Show all lines holding "Zutreffendes".
+ + + + +
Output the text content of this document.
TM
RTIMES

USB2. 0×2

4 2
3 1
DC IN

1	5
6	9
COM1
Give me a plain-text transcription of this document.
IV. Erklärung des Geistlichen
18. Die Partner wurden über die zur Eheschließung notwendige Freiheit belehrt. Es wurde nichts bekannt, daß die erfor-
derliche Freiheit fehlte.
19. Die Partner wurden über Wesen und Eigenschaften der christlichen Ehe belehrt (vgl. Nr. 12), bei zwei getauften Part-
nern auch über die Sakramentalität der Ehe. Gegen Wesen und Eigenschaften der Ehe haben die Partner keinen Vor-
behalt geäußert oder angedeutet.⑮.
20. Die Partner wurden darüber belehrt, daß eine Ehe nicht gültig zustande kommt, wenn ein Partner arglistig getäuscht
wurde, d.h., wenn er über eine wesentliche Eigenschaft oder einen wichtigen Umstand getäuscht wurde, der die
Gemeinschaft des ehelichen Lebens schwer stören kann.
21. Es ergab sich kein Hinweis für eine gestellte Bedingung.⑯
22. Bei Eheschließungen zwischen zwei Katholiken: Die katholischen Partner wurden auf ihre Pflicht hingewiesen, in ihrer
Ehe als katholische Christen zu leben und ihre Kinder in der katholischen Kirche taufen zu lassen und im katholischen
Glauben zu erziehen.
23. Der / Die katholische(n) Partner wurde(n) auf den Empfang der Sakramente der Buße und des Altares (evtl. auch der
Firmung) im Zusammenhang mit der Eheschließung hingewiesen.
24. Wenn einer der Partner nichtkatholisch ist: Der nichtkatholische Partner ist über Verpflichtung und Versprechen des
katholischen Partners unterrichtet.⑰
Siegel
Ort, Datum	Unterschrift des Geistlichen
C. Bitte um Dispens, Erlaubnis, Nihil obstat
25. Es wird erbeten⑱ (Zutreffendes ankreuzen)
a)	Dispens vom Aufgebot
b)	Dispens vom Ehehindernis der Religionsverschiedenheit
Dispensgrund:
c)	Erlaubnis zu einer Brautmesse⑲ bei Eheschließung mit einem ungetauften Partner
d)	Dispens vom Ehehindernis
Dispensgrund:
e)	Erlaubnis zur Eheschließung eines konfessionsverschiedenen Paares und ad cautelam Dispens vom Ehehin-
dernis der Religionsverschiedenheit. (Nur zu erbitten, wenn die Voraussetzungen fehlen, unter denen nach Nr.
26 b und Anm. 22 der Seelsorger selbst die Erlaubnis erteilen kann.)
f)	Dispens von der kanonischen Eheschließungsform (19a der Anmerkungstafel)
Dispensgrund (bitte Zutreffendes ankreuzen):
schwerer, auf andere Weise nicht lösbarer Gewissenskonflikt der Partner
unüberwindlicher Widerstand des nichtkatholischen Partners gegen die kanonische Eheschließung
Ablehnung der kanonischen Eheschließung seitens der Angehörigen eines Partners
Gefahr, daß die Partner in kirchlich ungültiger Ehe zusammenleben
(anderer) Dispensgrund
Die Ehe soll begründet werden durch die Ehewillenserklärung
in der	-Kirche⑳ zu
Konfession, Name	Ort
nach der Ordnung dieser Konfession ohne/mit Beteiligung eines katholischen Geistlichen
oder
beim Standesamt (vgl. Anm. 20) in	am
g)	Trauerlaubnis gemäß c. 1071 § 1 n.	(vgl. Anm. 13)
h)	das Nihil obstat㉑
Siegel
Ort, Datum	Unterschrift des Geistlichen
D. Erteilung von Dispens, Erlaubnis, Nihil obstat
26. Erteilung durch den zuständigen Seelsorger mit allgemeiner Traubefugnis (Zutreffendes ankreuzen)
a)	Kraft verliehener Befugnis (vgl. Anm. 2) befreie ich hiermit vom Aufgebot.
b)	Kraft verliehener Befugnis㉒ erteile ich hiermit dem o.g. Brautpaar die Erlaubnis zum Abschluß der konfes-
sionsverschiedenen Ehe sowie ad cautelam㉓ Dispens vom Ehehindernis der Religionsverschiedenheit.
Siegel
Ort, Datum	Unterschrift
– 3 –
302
+ + + + +
WORKED SOLUTION:
25. Es wird erbeten⑱ (Zutreffendes ankreuzen)
Dispensgrund (bitte Zutreffendes ankreuzen):
26. Erteilung durch den zuständigen Seelsorger mit allgemeiner Traubefugnis (Zutreffendes ankreuzen)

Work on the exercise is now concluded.